Extracted data entries ::
* * *
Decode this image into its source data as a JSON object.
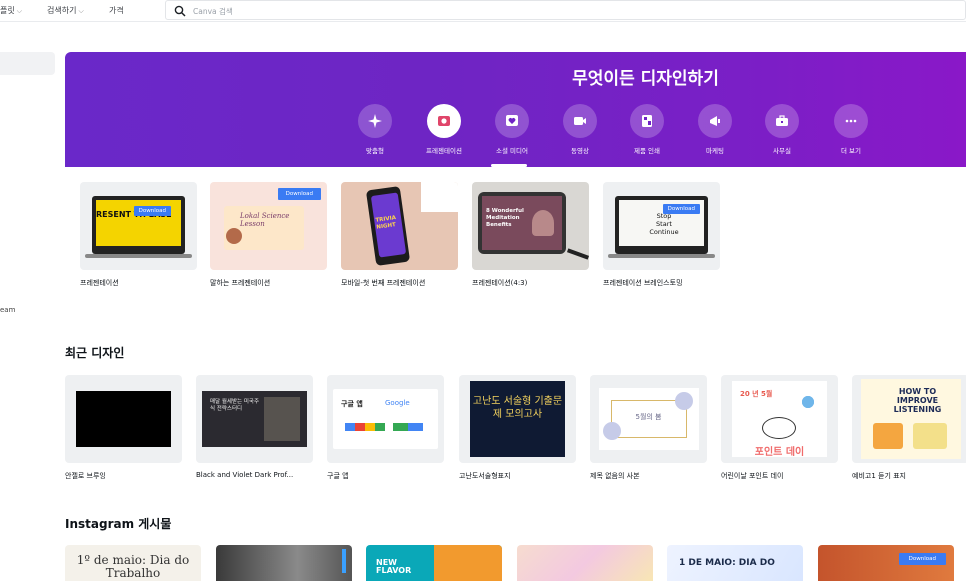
{
  "nav": {
    "item1": "플릿",
    "item2": "검색하기",
    "item3": "가격",
    "search_placeholder": "Canva 검색"
  },
  "sidebar": {
    "team_fragment": "eam"
  },
  "hero": {
    "title": "무엇이든 디자인하기",
    "categories": [
      {
        "label": "맞춤형",
        "icon": "sparkle-icon"
      },
      {
        "label": "프레젠테이션",
        "icon": "presentation-icon",
        "active": true
      },
      {
        "label": "소셜 미디어",
        "icon": "heart-icon"
      },
      {
        "label": "동영상",
        "icon": "video-icon"
      },
      {
        "label": "제품 인쇄",
        "icon": "print-icon"
      },
      {
        "label": "마케팅",
        "icon": "megaphone-icon"
      },
      {
        "label": "사무실",
        "icon": "briefcase-icon"
      },
      {
        "label": "더 보기",
        "icon": "more-icon"
      }
    ]
  },
  "templates": [
    {
      "name": "프레젠테이션",
      "thumb_text": "RESENT TH EASE",
      "badge": "Download"
    },
    {
      "name": "말하는 프레젠테이션",
      "thumb_text": "Lokal Science Lesson",
      "badge": "Download"
    },
    {
      "name": "모바일-첫 번째 프레젠테이션",
      "thumb_text": "TRIVIA NIGHT"
    },
    {
      "name": "프레젠테이션(4:3)",
      "thumb_text": "8 Wonderful Meditation Benefits"
    },
    {
      "name": "프레젠테이션 브레인스토밍",
      "thumb_text": "Stop Start Continue",
      "badge": "Download"
    }
  ],
  "recent": {
    "title": "최근 디자인",
    "items": [
      {
        "name": "안젤로 브루잉"
      },
      {
        "name": "Black and Violet Dark Prof...",
        "thumb_text": "매달 월세받는 미국주식 전략스터디"
      },
      {
        "name": "구글 앱",
        "thumb_text": "구글 앱",
        "thumb_logo": "Google"
      },
      {
        "name": "고난도서술형표지",
        "thumb_text": "고난도 서술형 기출문제 모의고사"
      },
      {
        "name": "제목 없음의 사본",
        "thumb_text": "5월의 봄"
      },
      {
        "name": "어린이날 포인트 데이",
        "thumb_text": "포인트 데이",
        "thumb_small": "20 년 5월"
      },
      {
        "name": "예비고1 듣기 표지",
        "thumb_text": "HOW TO IMPROVE LISTENING"
      }
    ]
  },
  "instagram": {
    "title": "Instagram 게시물",
    "items": [
      {
        "thumb_text": "1º de maio: Dia do Trabalho"
      },
      {
        "thumb_text": ""
      },
      {
        "thumb_text": "NEW FLAVOR"
      },
      {
        "thumb_text": ""
      },
      {
        "thumb_text": "1 DE MAIO: DIA DO"
      },
      {
        "thumb_text": "",
        "badge": "Download"
      }
    ]
  },
  "colors": {
    "hero_purple": "#7023c6",
    "badge_blue": "#3a7bf3"
  }
}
* * *
What is the number of lines in the records that contain the word "label"? Answer with the number and nothing else.

8